_Selected text_
^^^^^^^^^^^^^^^^

Storytelling is an Emergency: An Ecological Reading of Scheherazade




“What is your emergency?” I asked my creative writing group of female high school students. “What if you only had time to tell one last story? What if your life depended on a story?” The girls looked at each other knowingly, a spark of flint-bright grief already present in their eyes. It was too early for them to know that their ability to tell a good story wasn’t academic or professional. But they already knew. Every woman knows that storytelling isn’t a hobby. It is vital. A form of survival. To summon a hero of mine, Octavia Butler constantly asserted in letters and interviews that “you must write yourself into the story” and that, "if I hadn't written, I probably would have done something stupid that would have led to my death.”


“Don’t write a story you think will be hip. Write the story that will save your life. If it saves yours, it will probably save someone else’s,” I explained immediately thinking of one of my favorite childhood stories: One Thousand and One Nights or as it was known originally in Arabic, Alf Laylah wa Laylah. In the frame narrative that embraces the polyphony of narratives, the King Shahryar weds thousands of virgins, killing them off one by one after a single night. Finally, the King has almost exhausted his kingdom’s supply of virgins. Shahryar selects the vizier’s own daughter Scheherazade. Scheherazade is described as canny and well-educated. But that does her position a slight disservice. She is in a radical state of emergency. This is not a whimsical night of storytelling. This is an adrenaline-fueled, panicked, extraordinary act of self-preservation. One Thousand and One Nights is not a hundred-page novella a Grad student wrote about being young and single in New York City. It is shiver of air between your neck and the guillotine. Electric. This is storytelling as emergency.

^^^^^^^^^^^^^^^^

Answer these questions from the text on Scheherazade.
(a) What group was asked "What is your emergency?"
(b) What was the original Arabic title of One Thousand and One Nights?
(c) Whose daughter is Scheherazade?
The lines that come next have no connection to the text on Scheherazade.

_Boxed element entries_

^^^^^^^^^^^^^^^^

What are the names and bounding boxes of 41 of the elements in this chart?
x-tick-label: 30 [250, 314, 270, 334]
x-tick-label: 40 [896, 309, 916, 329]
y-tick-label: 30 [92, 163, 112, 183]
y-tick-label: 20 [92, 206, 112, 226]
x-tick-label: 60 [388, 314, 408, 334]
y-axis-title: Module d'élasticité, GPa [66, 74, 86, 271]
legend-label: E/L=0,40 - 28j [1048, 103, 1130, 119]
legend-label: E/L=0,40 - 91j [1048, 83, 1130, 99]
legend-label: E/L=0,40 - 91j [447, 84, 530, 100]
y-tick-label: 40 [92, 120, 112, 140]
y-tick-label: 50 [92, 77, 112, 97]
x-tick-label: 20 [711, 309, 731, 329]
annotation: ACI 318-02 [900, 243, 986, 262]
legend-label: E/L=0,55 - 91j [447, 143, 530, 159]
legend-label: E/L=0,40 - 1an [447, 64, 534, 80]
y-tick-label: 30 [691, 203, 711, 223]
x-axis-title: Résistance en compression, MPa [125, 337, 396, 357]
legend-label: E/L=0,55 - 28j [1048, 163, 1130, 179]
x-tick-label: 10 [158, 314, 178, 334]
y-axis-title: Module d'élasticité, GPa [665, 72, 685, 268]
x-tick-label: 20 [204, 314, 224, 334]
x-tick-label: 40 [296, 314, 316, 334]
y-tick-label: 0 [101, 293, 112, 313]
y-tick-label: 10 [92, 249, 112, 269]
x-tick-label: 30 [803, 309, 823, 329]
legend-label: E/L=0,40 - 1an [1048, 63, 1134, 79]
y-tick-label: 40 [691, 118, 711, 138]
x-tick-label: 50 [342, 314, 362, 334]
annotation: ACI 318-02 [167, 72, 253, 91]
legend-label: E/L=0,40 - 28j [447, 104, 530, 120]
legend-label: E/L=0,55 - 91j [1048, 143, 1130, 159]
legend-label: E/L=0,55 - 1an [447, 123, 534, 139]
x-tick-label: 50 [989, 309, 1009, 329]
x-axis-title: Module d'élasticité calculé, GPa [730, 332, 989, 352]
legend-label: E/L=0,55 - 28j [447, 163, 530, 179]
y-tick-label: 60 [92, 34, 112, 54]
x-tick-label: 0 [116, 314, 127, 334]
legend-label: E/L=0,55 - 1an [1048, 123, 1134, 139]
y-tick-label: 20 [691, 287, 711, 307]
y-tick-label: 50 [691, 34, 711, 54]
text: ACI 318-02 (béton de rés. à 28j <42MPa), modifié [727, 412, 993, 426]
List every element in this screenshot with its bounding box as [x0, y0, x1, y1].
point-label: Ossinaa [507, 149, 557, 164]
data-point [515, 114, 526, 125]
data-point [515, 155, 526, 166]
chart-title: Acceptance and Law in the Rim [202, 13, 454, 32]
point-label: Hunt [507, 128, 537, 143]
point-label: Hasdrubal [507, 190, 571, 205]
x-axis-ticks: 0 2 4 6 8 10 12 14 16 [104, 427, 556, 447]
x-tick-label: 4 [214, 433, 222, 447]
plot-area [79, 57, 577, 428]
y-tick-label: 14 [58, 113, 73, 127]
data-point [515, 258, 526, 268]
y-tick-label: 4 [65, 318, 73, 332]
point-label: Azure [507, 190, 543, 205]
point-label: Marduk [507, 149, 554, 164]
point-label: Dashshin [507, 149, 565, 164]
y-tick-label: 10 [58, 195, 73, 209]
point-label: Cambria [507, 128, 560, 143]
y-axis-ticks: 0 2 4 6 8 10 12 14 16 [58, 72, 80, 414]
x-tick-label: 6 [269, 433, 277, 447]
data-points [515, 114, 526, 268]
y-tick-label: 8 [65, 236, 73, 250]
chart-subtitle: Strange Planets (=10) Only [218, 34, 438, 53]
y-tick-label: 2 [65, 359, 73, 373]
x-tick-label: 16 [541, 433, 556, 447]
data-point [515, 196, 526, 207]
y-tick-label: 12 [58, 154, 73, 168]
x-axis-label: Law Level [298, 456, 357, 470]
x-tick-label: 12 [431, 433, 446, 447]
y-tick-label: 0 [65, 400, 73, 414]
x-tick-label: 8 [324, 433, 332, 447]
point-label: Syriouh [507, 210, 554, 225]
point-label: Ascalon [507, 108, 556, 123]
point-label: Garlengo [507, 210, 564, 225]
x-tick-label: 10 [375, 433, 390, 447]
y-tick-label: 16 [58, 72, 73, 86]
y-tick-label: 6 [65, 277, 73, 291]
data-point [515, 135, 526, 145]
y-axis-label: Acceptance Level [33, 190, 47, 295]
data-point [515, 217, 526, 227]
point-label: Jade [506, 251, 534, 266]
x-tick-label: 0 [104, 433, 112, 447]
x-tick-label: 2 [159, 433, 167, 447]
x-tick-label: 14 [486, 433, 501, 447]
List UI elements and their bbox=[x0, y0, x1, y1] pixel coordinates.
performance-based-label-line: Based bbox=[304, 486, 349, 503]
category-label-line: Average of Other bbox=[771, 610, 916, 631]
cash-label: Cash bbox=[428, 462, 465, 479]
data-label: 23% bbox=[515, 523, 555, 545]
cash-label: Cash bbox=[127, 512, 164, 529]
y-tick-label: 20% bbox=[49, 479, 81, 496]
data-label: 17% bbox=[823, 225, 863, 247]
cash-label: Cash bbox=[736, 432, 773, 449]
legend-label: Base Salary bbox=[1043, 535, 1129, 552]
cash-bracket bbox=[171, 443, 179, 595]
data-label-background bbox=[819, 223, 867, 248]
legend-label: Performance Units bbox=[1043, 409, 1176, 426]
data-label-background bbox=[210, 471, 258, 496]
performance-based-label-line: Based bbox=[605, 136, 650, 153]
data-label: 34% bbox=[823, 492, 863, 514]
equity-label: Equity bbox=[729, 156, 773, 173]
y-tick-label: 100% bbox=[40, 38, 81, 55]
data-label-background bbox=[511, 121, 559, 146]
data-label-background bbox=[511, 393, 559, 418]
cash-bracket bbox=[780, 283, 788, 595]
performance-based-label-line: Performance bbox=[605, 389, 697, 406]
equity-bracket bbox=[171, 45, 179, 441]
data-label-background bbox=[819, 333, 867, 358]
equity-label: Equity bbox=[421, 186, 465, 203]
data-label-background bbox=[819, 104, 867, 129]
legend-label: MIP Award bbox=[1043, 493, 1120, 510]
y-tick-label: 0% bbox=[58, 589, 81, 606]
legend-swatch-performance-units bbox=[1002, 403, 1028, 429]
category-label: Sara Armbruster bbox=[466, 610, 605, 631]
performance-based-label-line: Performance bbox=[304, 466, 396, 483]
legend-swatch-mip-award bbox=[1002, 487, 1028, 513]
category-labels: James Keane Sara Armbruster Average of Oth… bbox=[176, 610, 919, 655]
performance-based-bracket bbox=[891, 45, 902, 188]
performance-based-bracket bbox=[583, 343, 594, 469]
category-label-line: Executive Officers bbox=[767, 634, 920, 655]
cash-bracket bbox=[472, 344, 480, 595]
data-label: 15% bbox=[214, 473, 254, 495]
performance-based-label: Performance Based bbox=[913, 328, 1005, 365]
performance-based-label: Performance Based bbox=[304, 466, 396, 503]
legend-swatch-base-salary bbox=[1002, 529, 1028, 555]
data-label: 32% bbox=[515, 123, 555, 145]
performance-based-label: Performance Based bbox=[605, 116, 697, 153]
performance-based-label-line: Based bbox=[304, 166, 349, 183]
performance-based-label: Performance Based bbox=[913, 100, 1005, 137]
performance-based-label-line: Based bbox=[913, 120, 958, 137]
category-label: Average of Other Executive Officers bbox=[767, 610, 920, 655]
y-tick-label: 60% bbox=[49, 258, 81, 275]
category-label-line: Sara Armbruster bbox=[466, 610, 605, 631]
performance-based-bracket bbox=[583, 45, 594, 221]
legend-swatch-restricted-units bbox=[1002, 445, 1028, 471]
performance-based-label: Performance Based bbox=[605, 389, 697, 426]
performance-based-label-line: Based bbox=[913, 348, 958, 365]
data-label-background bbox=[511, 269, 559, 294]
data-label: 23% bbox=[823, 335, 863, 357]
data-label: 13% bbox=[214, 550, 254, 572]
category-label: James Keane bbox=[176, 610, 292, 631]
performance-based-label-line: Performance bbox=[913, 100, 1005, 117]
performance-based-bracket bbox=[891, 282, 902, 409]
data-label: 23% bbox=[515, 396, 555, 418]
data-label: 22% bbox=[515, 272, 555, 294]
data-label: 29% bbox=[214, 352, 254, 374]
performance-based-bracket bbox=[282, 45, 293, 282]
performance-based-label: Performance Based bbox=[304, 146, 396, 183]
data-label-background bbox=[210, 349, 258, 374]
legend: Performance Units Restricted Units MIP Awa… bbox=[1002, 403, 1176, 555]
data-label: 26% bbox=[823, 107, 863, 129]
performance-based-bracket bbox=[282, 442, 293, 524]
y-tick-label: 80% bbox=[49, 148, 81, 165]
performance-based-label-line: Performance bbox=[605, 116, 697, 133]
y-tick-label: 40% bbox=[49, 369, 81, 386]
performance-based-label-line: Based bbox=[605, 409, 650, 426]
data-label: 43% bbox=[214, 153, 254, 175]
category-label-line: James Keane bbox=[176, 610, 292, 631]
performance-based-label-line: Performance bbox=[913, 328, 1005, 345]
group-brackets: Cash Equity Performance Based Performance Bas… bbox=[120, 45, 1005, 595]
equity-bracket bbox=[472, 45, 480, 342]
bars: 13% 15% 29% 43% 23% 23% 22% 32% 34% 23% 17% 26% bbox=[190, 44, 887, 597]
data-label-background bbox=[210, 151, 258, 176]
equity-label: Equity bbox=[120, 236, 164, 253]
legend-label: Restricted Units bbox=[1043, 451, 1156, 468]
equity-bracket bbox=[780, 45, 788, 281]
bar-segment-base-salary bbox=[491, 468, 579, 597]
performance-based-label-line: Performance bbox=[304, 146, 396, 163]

^^^^^^^^^^^^^^^^

_Worked solution_
(a) A creative writing group of female high school students.
(b) Alf Laylah wa Laylah.
(c) The vizier's.